Recorded data:
--- start ---

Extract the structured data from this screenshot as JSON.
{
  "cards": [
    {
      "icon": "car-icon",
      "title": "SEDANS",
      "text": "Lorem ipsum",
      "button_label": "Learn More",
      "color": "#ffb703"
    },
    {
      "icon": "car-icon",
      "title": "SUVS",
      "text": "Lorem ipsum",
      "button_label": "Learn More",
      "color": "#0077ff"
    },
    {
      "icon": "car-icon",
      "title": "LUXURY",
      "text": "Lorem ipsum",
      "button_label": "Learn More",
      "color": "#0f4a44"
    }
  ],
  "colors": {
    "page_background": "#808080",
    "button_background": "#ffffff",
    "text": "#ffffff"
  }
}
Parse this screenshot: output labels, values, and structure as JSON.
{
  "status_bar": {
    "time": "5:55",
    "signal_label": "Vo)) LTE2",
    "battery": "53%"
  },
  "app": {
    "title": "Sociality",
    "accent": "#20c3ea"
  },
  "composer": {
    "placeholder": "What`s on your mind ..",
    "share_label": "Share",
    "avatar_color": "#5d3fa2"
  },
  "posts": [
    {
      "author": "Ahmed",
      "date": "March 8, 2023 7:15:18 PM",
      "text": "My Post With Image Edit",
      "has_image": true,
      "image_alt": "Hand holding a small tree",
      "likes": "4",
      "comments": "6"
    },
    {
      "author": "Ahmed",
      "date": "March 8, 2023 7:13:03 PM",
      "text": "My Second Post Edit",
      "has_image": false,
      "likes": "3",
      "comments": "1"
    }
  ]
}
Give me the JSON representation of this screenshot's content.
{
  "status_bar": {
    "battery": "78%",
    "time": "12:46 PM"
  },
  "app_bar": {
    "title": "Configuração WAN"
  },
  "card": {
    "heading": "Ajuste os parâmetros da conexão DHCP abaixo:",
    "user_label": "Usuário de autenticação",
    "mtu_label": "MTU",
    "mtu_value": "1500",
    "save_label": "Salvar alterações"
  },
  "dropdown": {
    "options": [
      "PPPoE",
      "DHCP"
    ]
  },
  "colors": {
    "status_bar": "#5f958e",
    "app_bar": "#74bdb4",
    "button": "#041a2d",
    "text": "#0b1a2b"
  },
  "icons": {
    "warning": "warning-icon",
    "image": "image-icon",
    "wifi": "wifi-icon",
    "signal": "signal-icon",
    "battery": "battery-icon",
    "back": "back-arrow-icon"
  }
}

--- end ---

What is required: Go through the material above and count the lines that include "date". Give the number alone.

Right answer: 2